» What you need to do
Pull each line holding "several" out of the entries below.

Saved entries:
* START *

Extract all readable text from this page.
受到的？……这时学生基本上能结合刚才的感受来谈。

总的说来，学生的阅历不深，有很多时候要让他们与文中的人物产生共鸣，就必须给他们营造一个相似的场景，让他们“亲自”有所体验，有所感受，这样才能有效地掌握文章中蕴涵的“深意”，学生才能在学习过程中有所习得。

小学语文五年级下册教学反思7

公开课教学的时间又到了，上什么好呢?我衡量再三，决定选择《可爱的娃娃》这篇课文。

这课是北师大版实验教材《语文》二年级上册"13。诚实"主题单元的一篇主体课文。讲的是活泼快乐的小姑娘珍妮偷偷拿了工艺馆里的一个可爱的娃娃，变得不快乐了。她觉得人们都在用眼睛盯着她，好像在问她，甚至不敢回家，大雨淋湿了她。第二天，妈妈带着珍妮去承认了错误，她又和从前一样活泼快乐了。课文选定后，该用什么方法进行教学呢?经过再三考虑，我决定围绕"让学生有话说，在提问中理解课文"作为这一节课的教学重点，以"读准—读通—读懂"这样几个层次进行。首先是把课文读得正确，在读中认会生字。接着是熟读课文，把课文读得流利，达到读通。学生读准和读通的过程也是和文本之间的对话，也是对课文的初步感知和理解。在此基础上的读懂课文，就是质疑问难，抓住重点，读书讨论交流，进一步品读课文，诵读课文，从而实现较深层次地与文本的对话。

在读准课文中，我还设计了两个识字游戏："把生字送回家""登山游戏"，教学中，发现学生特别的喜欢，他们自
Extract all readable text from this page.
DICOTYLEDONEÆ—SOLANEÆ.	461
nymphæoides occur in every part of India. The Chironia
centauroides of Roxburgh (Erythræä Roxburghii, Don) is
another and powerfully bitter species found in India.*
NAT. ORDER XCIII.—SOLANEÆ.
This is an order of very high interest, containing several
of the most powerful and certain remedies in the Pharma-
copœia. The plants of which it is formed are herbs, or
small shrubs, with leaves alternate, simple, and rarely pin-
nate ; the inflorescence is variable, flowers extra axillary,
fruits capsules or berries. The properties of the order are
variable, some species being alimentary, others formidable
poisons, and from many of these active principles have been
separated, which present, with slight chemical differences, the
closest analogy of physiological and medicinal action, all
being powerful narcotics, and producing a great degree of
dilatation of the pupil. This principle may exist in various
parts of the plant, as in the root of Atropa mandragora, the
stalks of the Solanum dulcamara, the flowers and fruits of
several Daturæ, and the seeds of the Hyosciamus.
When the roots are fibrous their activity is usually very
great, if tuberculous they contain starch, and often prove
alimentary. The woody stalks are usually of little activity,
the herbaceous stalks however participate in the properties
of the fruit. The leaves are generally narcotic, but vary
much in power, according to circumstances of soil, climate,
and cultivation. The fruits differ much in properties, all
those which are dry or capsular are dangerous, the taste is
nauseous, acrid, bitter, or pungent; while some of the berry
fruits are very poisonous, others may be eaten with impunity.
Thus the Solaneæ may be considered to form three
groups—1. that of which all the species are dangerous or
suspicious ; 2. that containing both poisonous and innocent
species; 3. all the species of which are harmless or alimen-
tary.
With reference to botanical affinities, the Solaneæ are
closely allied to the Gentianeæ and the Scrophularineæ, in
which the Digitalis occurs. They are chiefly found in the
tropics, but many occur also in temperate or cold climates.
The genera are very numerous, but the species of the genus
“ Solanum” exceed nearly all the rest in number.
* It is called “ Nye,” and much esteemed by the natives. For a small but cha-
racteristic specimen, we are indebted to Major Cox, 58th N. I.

* END *

» Written response
This is an order of very high interest, containing several
several Daturæ, and the seeds of the Hyosciamus.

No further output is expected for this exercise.